Stated goal:
Check every line of the entries for "Where", and copy the lines that hold it.
━━━━━ Extracted data
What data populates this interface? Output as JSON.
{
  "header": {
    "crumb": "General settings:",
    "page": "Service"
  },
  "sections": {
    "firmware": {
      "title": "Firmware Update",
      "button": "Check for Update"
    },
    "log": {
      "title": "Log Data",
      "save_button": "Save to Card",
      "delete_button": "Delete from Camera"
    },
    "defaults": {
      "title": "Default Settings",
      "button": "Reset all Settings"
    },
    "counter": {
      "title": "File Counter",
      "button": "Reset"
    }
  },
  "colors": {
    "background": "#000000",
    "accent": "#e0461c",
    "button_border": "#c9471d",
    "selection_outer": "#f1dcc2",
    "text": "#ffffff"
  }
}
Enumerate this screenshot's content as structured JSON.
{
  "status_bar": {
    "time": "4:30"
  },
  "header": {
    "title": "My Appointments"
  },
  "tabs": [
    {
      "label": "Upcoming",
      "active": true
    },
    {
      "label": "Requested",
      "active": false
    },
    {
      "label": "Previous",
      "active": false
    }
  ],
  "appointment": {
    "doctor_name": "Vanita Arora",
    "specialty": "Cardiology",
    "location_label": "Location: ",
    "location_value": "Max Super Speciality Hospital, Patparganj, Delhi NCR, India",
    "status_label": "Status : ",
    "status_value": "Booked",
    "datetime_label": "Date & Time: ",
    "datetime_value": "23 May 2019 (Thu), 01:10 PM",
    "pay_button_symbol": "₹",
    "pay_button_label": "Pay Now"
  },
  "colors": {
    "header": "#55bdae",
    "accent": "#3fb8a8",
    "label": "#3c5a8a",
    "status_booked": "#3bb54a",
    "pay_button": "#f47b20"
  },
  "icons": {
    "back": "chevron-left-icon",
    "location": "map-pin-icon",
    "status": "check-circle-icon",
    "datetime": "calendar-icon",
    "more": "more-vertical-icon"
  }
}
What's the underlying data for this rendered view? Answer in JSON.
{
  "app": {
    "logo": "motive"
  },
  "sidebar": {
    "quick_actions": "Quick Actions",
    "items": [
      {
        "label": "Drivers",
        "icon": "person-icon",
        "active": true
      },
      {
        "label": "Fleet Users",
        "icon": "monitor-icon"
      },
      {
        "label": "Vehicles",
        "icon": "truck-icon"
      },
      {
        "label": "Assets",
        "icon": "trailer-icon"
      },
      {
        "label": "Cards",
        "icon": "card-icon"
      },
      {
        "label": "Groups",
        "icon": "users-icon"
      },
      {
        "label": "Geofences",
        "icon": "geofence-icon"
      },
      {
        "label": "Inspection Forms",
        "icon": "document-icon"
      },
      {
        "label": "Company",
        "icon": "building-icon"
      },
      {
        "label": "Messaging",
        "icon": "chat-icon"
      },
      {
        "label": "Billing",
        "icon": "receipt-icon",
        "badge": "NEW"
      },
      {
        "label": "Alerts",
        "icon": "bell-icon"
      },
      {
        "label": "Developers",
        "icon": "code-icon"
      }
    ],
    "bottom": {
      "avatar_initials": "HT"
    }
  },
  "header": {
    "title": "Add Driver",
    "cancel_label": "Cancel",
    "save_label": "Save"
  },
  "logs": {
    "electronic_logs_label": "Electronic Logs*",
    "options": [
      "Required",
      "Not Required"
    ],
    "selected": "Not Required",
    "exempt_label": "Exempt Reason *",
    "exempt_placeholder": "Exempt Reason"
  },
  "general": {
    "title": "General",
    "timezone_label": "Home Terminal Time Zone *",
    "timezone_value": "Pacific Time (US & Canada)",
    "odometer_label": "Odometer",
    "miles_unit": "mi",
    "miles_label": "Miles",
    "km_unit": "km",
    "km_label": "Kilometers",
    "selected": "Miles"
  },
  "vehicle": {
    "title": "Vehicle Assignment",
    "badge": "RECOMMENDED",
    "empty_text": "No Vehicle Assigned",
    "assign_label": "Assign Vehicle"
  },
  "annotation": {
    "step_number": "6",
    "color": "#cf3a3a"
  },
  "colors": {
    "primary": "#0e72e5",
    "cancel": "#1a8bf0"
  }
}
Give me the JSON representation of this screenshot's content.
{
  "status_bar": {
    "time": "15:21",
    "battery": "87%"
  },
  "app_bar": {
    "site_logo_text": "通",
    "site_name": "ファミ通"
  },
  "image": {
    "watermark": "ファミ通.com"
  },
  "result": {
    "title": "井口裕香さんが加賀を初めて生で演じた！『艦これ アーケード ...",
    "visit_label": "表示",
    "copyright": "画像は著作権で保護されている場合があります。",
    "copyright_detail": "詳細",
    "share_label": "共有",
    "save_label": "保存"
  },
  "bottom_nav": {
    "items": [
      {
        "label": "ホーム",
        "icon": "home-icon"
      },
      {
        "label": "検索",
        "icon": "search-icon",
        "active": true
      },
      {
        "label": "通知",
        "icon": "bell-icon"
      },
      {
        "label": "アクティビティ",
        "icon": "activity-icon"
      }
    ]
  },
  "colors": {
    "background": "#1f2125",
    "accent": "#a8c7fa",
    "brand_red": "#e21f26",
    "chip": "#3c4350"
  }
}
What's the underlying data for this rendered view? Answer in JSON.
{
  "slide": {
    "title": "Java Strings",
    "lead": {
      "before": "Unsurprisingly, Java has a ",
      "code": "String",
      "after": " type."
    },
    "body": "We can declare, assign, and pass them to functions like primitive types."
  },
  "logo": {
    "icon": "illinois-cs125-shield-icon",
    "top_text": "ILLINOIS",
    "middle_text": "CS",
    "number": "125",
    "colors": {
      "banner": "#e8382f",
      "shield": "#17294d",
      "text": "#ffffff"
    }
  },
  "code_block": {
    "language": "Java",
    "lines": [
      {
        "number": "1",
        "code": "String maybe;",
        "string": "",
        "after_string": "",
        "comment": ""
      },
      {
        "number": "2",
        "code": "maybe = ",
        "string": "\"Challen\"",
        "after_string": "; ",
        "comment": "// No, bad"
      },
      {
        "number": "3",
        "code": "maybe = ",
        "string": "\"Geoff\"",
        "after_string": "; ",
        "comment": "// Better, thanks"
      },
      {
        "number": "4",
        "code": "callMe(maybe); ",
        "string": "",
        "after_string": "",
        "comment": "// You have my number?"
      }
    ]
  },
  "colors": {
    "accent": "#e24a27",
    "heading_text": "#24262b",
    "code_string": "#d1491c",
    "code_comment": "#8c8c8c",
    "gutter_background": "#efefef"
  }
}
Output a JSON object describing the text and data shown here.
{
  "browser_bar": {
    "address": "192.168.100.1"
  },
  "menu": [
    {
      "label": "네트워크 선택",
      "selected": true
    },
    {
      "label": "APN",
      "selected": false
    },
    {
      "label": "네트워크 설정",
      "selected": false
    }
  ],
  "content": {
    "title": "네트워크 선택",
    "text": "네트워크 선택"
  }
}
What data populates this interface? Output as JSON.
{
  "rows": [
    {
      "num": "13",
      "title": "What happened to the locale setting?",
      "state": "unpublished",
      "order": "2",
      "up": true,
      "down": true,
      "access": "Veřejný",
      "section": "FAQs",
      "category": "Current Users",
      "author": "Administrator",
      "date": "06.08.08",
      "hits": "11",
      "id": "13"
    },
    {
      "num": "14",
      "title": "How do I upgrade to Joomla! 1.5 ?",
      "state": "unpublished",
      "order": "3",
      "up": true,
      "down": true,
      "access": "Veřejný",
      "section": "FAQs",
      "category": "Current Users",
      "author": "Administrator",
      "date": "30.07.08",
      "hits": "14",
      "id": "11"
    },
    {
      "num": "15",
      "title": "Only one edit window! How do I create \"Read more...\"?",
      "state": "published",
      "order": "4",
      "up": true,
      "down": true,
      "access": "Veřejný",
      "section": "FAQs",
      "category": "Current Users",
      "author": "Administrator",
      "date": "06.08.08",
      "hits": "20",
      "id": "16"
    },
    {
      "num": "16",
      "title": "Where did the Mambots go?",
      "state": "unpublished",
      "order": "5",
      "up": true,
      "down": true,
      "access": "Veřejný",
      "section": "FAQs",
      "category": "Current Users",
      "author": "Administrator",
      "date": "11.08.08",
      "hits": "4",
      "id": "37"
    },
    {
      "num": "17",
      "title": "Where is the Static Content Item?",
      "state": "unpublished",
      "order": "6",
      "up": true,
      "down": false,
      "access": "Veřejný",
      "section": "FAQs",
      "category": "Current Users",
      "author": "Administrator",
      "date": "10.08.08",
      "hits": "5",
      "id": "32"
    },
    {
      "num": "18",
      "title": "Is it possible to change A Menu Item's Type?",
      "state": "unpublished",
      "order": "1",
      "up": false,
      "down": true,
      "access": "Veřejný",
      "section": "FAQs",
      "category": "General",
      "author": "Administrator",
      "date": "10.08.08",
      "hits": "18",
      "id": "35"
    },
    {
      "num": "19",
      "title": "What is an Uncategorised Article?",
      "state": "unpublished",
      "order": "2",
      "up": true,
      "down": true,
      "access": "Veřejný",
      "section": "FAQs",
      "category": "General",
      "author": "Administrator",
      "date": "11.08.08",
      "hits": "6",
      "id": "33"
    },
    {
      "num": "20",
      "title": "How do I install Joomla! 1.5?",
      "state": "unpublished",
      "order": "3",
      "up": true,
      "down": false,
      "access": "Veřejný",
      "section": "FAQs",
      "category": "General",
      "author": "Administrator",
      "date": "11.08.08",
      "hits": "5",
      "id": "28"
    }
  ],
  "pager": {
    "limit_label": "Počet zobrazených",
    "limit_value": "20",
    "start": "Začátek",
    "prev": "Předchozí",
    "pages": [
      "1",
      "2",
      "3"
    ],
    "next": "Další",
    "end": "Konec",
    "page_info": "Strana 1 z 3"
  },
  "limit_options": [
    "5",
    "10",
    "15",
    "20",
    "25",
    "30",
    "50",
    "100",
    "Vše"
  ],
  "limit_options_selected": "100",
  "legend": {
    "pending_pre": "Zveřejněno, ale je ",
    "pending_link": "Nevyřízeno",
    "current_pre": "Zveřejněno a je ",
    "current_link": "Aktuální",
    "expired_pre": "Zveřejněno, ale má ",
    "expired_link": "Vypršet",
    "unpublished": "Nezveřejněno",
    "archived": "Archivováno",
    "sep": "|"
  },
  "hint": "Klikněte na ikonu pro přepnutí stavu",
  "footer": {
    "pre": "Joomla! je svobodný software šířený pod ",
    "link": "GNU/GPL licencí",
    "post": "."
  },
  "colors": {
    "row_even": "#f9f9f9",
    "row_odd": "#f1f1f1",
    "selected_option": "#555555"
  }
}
━━━━━━━━━━
Solution below:
      "title": "Where did the Mambots go?",
      "title": "Where is the Static Content Item?",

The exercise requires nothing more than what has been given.